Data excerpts
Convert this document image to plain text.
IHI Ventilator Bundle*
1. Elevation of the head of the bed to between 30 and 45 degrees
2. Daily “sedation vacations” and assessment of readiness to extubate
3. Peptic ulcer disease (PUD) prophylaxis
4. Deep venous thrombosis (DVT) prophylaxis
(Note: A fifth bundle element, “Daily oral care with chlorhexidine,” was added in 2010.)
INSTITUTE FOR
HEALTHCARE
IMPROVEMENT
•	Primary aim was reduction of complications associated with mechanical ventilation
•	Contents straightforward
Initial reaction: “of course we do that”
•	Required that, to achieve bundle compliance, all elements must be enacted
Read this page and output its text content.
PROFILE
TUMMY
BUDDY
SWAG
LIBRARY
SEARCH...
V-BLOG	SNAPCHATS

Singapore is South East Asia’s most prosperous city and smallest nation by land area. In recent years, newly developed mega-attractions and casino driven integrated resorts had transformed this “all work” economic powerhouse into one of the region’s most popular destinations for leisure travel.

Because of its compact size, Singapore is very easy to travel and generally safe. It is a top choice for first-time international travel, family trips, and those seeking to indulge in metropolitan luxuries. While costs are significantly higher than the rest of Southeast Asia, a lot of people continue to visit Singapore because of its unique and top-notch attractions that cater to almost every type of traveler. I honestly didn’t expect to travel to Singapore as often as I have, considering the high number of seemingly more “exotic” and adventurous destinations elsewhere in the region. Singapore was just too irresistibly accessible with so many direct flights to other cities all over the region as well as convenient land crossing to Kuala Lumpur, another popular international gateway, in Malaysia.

• Task requirements:
Each line above is to be repeated exactly.

• Solved problem:
Convert this document image to plain text.
IHI Ventilator Bundle*
1. Elevation of the head of the bed to between 30 and 45 degrees
2. Daily “sedation vacations” and assessment of readiness to extubate
3. Peptic ulcer disease (PUD) prophylaxis
4. Deep venous thrombosis (DVT) prophylaxis
(Note: A fifth bundle element, “Daily oral care with chlorhexidine,” was added in 2010.)
INSTITUTE FOR
HEALTHCARE
IMPROVEMENT
•	Primary aim was reduction of complications associated with mechanical ventilation
•	Contents straightforward
Initial reaction: “of course we do that”
•	Required that, to achieve bundle compliance, all elements must be enacted
Read this page and output its text content.
PROFILE
TUMMY
BUDDY
SWAG
LIBRARY
SEARCH...
V-BLOG	SNAPCHATS

Singapore is South East Asia’s most prosperous city and smallest nation by land area. In recent years, newly developed mega-attractions and casino driven integrated resorts had transformed this “all work” economic powerhouse into one of the region’s most popular destinations for leisure travel.

Because of its compact size, Singapore is very easy to travel and generally safe. It is a top choice for first-time international travel, family trips, and those seeking to indulge in metropolitan luxuries. While costs are significantly higher than the rest of Southeast Asia, a lot of people continue to visit Singapore because of its unique and top-notch attractions that cater to almost every type of traveler. I honestly didn’t expect to travel to Singapore as often as I have, considering the high number of seemingly more “exotic” and adventurous destinations elsewhere in the region. Singapore was just too irresistibly accessible with so many direct flights to other cities all over the region as well as convenient land crossing to Kuala Lumpur, another popular international gateway, in Malaysia.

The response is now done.